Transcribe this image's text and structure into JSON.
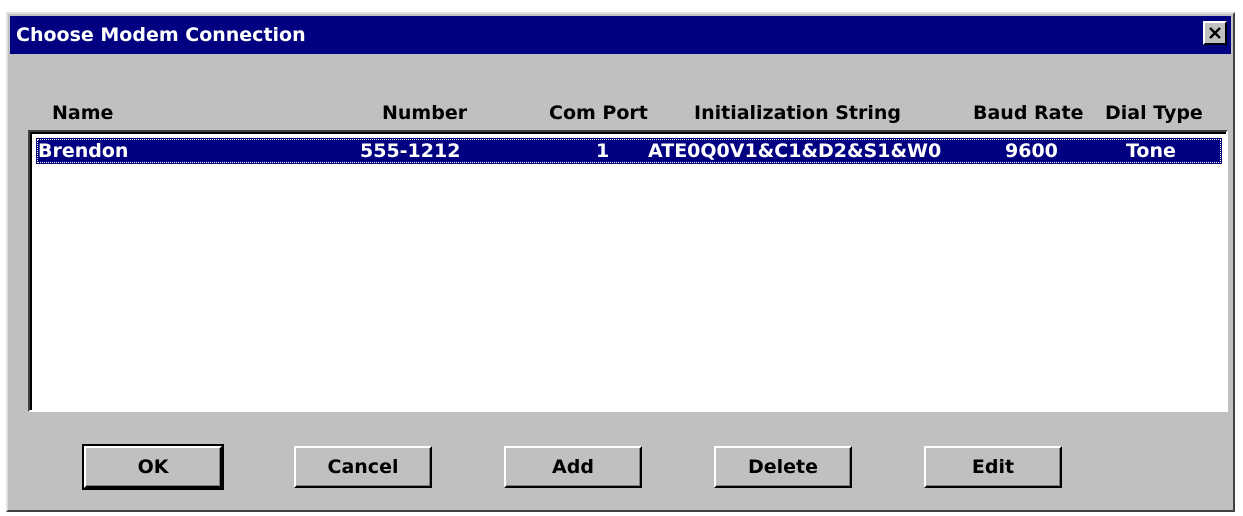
{
  "window": {
    "title": "Choose Modem Connection",
    "close_symbol": "×"
  },
  "columns": {
    "name": "Name",
    "number": "Number",
    "com_port": "Com Port",
    "init_string": "Initialization String",
    "baud_rate": "Baud Rate",
    "dial_type": "Dial Type"
  },
  "connections": [
    {
      "name": "Brendon",
      "number": "555-1212",
      "com_port": "1",
      "init_string": "ATE0Q0V1&C1&D2&S1&W0",
      "baud_rate": "9600",
      "dial_type": "Tone",
      "selected": true
    }
  ],
  "buttons": {
    "ok": "OK",
    "cancel": "Cancel",
    "add": "Add",
    "delete": "Delete",
    "edit": "Edit"
  },
  "colors": {
    "title_bar": "#000080",
    "selection": "#000080",
    "face": "#c0c0c0"
  },
  "icons": {
    "close": "close-icon"
  }
}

---

• **Short problem**:
Nothing in the entries should change as you copy them, except that the pictures are left out.

• **Answer to this exercise**:
Transcribe this image's text and structure into JSON.
{
  "window": {
    "title": "Choose Modem Connection",
    "close_symbol": "×"
  },
  "columns": {
    "name": "Name",
    "number": "Number",
    "com_port": "Com Port",
    "init_string": "Initialization String",
    "baud_rate": "Baud Rate",
    "dial_type": "Dial Type"
  },
  "connections": [
    {
      "name": "Brendon",
      "number": "555-1212",
      "com_port": "1",
      "init_string": "ATE0Q0V1&C1&D2&S1&W0",
      "baud_rate": "9600",
      "dial_type": "Tone",
      "selected": true
    }
  ],
  "buttons": {
    "ok": "OK",
    "cancel": "Cancel",
    "add": "Add",
    "delete": "Delete",
    "edit": "Edit"
  },
  "colors": {
    "title_bar": "#000080",
    "selection": "#000080",
    "face": "#c0c0c0"
  },
  "icons": {
    "close": "close-icon"
  }
}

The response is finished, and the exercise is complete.